● Request:
Search the records below for the word "Rasio". Pull out each line that has it.

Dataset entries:
========

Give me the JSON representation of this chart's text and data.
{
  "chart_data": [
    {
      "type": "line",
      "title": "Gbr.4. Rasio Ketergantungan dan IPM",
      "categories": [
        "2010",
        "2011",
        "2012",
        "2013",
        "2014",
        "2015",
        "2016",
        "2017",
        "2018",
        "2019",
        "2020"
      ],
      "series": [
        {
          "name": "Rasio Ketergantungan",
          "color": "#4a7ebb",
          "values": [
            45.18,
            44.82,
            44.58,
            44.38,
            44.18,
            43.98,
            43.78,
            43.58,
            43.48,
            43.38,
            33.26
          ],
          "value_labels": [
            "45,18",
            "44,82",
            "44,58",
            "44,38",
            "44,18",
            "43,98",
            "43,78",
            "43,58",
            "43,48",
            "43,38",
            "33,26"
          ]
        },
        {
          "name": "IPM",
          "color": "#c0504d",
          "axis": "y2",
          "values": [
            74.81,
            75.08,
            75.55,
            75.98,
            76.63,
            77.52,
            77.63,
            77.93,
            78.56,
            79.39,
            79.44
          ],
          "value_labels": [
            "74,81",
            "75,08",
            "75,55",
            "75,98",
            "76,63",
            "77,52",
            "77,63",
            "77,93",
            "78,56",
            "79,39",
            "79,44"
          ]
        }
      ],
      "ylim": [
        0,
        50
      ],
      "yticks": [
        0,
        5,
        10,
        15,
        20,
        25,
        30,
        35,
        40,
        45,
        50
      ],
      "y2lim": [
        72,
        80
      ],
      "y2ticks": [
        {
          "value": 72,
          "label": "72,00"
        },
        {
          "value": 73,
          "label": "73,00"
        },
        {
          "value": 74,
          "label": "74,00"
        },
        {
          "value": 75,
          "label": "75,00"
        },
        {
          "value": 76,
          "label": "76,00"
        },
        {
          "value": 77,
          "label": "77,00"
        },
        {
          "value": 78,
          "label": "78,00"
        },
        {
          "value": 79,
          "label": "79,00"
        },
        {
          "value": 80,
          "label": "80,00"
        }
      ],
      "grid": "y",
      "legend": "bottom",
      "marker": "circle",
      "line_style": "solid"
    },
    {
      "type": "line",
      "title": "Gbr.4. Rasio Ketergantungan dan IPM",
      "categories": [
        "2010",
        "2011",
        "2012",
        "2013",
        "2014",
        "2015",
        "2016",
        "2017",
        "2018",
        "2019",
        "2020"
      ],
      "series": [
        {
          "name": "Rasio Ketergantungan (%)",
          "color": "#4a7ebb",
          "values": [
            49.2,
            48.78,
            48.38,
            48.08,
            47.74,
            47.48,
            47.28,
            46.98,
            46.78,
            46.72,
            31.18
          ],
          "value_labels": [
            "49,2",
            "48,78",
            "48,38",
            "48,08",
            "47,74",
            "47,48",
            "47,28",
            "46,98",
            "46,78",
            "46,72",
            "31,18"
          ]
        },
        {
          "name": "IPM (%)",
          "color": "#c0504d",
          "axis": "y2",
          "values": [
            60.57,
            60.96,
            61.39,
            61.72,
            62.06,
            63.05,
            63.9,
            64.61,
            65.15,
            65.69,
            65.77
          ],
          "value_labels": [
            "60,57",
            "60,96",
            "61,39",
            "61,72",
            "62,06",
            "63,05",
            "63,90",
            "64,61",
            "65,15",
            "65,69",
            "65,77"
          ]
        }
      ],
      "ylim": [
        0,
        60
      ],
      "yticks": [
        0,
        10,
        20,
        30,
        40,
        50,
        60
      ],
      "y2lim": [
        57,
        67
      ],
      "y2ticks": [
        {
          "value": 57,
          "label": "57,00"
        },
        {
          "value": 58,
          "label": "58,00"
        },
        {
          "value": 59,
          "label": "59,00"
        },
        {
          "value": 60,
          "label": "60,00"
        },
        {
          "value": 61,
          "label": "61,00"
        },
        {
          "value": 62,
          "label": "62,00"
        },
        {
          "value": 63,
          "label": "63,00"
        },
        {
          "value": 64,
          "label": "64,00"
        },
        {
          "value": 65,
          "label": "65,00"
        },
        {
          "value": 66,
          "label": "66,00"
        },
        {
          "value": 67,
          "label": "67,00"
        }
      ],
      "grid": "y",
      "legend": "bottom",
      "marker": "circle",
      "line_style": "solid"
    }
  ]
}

========

● Complete response:
      "title": "Gbr.4. Rasio Ketergantungan dan IPM",
          "name": "Rasio Ketergantungan",
      "title": "Gbr.4. Rasio Ketergantungan dan IPM",
          "name": "Rasio Ketergantungan (%)",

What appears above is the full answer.